## TO BE DONE:
Compile every line that includes the word "companies".

[Records from a data collection]
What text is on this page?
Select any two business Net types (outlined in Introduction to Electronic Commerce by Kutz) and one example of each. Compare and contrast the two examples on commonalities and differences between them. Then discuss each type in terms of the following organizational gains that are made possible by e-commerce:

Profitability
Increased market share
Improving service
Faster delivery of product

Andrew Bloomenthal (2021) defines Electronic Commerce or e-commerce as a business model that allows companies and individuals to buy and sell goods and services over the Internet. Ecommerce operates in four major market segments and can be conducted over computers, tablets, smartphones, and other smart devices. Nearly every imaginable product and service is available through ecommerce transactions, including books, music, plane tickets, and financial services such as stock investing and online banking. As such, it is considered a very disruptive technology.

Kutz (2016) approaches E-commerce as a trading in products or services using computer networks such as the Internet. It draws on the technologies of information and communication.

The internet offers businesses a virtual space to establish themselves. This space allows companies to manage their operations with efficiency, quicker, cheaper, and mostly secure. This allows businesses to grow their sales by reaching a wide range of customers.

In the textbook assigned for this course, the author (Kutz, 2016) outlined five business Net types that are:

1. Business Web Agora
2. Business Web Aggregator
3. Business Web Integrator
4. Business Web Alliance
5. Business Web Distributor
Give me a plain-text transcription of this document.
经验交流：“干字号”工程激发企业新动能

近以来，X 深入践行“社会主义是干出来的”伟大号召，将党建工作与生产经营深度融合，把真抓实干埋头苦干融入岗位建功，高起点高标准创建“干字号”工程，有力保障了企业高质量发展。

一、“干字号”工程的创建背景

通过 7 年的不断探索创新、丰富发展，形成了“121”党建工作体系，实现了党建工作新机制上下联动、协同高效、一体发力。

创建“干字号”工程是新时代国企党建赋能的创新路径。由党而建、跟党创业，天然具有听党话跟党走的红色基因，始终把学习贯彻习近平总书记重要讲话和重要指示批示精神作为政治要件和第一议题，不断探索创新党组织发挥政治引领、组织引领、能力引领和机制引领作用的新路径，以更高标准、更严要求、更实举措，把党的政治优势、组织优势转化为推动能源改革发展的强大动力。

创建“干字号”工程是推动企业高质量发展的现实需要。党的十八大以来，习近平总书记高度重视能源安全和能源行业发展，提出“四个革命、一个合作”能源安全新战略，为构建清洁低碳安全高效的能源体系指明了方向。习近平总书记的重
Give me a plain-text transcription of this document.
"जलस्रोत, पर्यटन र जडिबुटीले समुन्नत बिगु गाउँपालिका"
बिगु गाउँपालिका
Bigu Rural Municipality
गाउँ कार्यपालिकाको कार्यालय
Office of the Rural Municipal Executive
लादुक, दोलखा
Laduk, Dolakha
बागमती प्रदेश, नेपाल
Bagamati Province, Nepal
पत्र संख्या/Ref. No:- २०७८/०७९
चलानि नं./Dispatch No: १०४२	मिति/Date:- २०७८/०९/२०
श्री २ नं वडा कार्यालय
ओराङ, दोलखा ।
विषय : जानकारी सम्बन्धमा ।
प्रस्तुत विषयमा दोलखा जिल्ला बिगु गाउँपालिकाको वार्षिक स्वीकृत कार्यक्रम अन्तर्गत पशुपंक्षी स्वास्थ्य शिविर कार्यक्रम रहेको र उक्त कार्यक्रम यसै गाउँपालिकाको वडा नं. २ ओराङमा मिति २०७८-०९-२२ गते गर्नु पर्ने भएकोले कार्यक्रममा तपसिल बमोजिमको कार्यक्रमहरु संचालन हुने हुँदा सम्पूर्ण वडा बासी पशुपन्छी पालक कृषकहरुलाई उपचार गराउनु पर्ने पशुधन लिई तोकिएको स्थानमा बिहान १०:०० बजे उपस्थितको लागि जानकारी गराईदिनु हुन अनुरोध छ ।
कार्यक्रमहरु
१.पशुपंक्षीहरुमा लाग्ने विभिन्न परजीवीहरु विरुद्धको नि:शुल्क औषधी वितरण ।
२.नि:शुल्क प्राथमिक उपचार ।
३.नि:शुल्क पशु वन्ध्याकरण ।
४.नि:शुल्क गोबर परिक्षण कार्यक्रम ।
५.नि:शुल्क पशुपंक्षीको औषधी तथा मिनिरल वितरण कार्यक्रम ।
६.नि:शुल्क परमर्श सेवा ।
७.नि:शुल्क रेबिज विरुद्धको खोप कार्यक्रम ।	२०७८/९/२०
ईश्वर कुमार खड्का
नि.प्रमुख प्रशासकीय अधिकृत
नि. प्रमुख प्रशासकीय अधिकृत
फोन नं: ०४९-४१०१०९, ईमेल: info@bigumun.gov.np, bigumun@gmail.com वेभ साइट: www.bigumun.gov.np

## THE OUTPUT:
Andrew Bloomenthal (2021) defines Electronic Commerce or e-commerce as a business model that allows companies and individuals to buy and sell goods and services over the Internet. Ecommerce operates in four major market segments and can be conducted over computers, tablets, smartphones, and other smart devices. Nearly every imaginable product and service is available through ecommerce transactions, including books, music, plane tickets, and financial services such as stock investing and online banking. As such, it is considered a very disruptive technology.
The internet offers businesses a virtual space to establish themselves. This space allows companies to manage their operations with efficiency, quicker, cheaper, and mostly secure. This allows businesses to grow their sales by reaching a wide range of customers.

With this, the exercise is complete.